WHAT TO DO:
1 > Answer these questions about the forum thread on garbage collection:
(a) What rough RAM range does it give for small embedded devices?
(b) Which process nodes does it call typical for these platforms?
(c) What do these devices run instead of an embedded Linux distro?
2 > Continue the forum thread on garbage collection past its last sentence.

TEXT BLOCK:
----

Good cases can be made for having a no-GC mode, but having it exclusively is just premature optimization.

[yaantc]

> But the problem with that is that the market that really really > can't use GC is vanishingly tiny.

It's huge, but specialized so may not be on your radar: small embedded devices. Think RAM size from 10s to 100s kB, and Flash from 100s kB to few MBs as rough ranges.

The interest for IoT, and the need for battery operated devices with lifetime of 10+ years, make such platforms very important. And cost and process constraints (like embedded Flash) lead them to be implemented in conservative nodes: 55 to 40 nm typical, will go to 28nm in time but unlikely to go lower. So the amount of processing won't change much in this space I believe. An any gain would not be used to get a bigger CPU/RAM, but to reduce cost and power (less power is smaller batteries => cost too). So this space will stay on the very small side for the foreseeable future.

These are devices that run on very small micro-controller cores and are too small even for a striped down embedded Linux distro. It's either RTOS, or even simple run-to-completion preemptive schedulers, or even bare metal. No room for GC here, and Rust with its focus on performance, leanness and safety is very well suited as a language.

----

EXTRACTED MATERIAL:
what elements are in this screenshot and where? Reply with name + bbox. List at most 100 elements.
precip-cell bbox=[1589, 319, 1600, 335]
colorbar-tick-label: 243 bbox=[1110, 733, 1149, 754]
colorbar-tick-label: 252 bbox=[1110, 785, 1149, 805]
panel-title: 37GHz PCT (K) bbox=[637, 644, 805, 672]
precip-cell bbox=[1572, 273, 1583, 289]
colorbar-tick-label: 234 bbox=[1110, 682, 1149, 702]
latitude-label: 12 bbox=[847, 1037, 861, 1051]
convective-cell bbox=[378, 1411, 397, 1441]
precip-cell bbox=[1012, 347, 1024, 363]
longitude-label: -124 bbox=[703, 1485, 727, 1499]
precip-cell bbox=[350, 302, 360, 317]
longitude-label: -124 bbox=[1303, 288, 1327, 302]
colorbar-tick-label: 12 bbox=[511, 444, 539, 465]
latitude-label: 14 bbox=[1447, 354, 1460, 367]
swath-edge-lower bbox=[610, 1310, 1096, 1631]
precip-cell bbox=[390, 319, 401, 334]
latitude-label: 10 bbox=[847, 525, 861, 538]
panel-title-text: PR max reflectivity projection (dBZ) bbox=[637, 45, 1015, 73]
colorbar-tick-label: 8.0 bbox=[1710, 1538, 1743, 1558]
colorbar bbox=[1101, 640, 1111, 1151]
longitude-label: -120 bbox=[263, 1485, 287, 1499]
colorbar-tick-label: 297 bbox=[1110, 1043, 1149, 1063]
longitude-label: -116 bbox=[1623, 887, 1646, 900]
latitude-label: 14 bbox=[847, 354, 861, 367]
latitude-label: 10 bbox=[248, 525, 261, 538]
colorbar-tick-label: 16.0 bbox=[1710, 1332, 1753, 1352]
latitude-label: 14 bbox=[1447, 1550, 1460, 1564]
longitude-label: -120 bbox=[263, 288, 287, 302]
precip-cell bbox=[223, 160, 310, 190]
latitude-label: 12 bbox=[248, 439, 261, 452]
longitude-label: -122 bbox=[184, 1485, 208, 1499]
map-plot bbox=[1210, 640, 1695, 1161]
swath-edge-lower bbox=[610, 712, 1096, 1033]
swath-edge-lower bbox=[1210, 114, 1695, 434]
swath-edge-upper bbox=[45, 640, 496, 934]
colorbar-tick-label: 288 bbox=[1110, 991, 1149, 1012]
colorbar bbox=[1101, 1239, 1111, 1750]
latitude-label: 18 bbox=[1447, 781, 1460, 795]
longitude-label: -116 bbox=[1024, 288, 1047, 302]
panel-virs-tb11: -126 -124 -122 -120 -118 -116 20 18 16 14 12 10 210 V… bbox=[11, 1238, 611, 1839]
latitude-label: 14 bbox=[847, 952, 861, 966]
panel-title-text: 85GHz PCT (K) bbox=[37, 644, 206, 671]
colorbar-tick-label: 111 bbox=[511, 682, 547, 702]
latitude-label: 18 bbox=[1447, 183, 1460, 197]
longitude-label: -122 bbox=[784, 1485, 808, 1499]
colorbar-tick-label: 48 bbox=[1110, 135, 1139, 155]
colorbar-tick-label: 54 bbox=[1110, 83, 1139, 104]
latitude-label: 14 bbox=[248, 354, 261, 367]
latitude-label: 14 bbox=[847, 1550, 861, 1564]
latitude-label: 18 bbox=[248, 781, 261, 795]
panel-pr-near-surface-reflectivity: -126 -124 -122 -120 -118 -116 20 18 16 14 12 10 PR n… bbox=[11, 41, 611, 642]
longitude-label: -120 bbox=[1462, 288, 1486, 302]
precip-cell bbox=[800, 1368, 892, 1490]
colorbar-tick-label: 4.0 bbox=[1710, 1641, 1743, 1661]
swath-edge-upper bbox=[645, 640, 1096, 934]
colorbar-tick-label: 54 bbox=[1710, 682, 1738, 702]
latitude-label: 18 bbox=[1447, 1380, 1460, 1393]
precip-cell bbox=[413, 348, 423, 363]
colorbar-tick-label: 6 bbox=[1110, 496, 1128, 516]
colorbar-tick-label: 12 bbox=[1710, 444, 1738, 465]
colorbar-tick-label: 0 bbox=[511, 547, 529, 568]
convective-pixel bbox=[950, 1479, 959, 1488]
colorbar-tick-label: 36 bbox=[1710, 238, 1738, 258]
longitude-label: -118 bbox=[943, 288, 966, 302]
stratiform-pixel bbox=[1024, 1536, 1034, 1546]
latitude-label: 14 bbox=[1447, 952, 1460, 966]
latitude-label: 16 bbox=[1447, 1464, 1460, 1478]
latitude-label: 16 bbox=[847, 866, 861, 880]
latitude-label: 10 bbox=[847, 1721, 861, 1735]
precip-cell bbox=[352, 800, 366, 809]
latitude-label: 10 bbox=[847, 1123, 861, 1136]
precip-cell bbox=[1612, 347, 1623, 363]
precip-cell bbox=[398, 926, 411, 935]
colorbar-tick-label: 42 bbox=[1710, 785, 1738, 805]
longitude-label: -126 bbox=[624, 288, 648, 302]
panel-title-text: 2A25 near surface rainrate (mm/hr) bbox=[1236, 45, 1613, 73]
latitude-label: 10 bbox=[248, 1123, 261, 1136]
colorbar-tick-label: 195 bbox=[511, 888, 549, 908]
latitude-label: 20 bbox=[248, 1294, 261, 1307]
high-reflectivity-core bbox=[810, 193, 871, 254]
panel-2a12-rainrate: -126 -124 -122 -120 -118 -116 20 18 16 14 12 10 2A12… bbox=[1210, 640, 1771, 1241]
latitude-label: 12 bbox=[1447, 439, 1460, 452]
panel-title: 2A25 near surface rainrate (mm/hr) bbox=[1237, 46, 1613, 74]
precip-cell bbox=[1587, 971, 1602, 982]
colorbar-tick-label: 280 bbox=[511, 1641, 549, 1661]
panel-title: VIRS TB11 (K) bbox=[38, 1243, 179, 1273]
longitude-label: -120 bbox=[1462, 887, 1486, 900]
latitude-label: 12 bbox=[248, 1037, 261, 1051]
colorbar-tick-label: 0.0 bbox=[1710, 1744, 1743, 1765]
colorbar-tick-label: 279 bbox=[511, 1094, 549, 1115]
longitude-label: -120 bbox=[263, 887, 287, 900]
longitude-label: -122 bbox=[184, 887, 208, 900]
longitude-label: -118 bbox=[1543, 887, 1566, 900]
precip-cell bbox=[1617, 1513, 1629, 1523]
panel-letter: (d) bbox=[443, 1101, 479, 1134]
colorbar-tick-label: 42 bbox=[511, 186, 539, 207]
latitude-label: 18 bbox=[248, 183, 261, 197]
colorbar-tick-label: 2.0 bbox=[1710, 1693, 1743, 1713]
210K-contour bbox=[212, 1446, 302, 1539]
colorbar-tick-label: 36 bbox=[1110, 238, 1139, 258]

----

FINAL ANSWERS:
1 >
(a) From 10s to 100s kB.
(b) 55 to 40 nm, moving to 28nm in time but unlikely to go lower.
(c) An RTOS, a simple run-to-completion preemptive scheduler, or bare metal.

2 >
As a platform, the fact that there's only one LLVM based compiler for Rust is a limitation in this space. In the deep embedded space there are a lot of architectures for which there's no LLVM support (Cortus, Andes, BA Semi, LM32, Nios, ...). But I hope this as temporary. GCC is the most common toolchain there, and hopefully at one point GCC will gain a Rust front end. Or maybe LLVM will become more popular in this area? We'll see.

[tom_mellior]

> No room for GC here

True, if you're talking about tiny embedded systems where you would not use GC (nor any dynamic allocation), you shouldn't have much difficulty using Rust. Nor many of its benefits.

[adwn]

> But the problem with that is that the market that really really can't use GC is vanishingly tiny.

If you write a library in C#, you can use it from .NET languages. If you write a library in Java, you can use it from JVM-based languages. If you write a library in Python, you can use it from Python. If you write a library in Rust, you can use it from any language that can bind to C, which is virtually every language that matters.

That is not a "vanishingly tiny" market. It might not be your market, but that's okay: Rust doesn't have to be for everyone in order to be important.

> And then Rust implements reference-counted pointers in the library, which is the slowest possible way of collecting some, but not all, garbage.

That might be the case if you were to replace the JVM's GC with reference-counting, but Rust enables a data layout strategy in which a lot fewer allocations of larger individual objects take place (because not every object requires its own heap allocation). This way, RC in Rust is probably not slower (maybe even faster) than the GC in the JVM, while having a lower memory overhead at the same time.

[tom_mellior]

> If you write a library in Python, you can use it from Python.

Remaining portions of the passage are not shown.